Set task:
Using the data beneath, show every line that includes the word "Significant".
==== Input records ====
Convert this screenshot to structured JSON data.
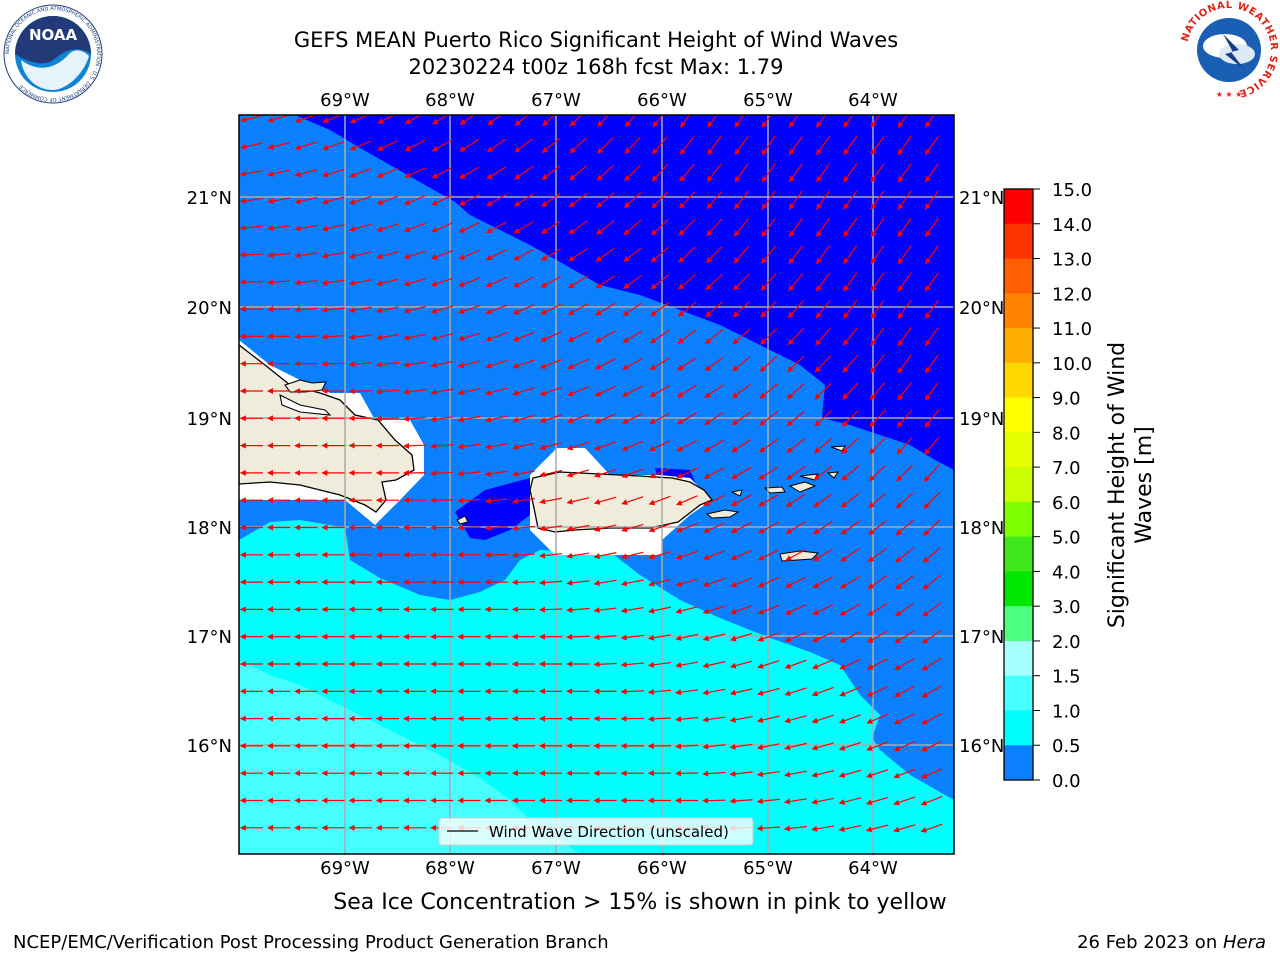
{
  "header": {
    "title_line1": "GEFS MEAN Puerto Rico Significant Height of Wind Waves",
    "title_line2": "20230224 t00z 168h fcst   Max: 1.79"
  },
  "map": {
    "lon_labels": [
      "69°W",
      "68°W",
      "67°W",
      "66°W",
      "65°W",
      "64°W"
    ],
    "lat_labels": [
      "21°N",
      "20°N",
      "19°N",
      "18°N",
      "17°N",
      "16°N"
    ],
    "legend_label": "Wind Wave Direction (unscaled)",
    "arrow_color": "#ff0000",
    "land_color": "#efecdc",
    "fill_colors": {
      "0.0-0.5": "#0000ff",
      "0.5-1.0": "#0a80ff",
      "1.0-1.5": "#00ffff",
      "1.5-2.0": "#47ffff"
    }
  },
  "colorbar": {
    "label": "Significant Height of Wind Waves [m]",
    "label_line1": "Significant Height of Wind",
    "label_line2": "Waves [m]",
    "ticks": [
      "15.0",
      "14.0",
      "13.0",
      "12.0",
      "11.0",
      "10.0",
      "9.0",
      "8.0",
      "7.0",
      "6.0",
      "5.0",
      "4.0",
      "3.0",
      "2.0",
      "1.5",
      "1.0",
      "0.5",
      "0.0"
    ],
    "colors": [
      "#ff0000",
      "#ff3300",
      "#ff5f00",
      "#ff8300",
      "#ffae00",
      "#ffd800",
      "#ffff00",
      "#e6ff00",
      "#c9ff00",
      "#7dff00",
      "#3fe61a",
      "#00e600",
      "#4dff80",
      "#a8ffff",
      "#47ffff",
      "#00ffff",
      "#0a80ff",
      "#0000ff"
    ]
  },
  "caption": "Sea Ice Concentration > 15% is shown in pink to yellow",
  "footer": {
    "left": "NCEP/EMC/Verification Post Processing Product Generation Branch",
    "date": "26 Feb 2023 on ",
    "machine": "Hera"
  },
  "logos": {
    "noaa_text": "NOAA",
    "noaa_ring": "NATIONAL OCEANIC AND ATMOSPHERIC ADMINISTRATION · U.S. DEPARTMENT OF COMMERCE",
    "nws_ring": "NATIONAL WEATHER SERVICE"
  }
}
====
Reply to the task:
    "title_line1": "GEFS MEAN Puerto Rico Significant Height of Wind Waves",
    "label": "Significant Height of Wind Waves [m]",
    "label_line1": "Significant Height of Wind",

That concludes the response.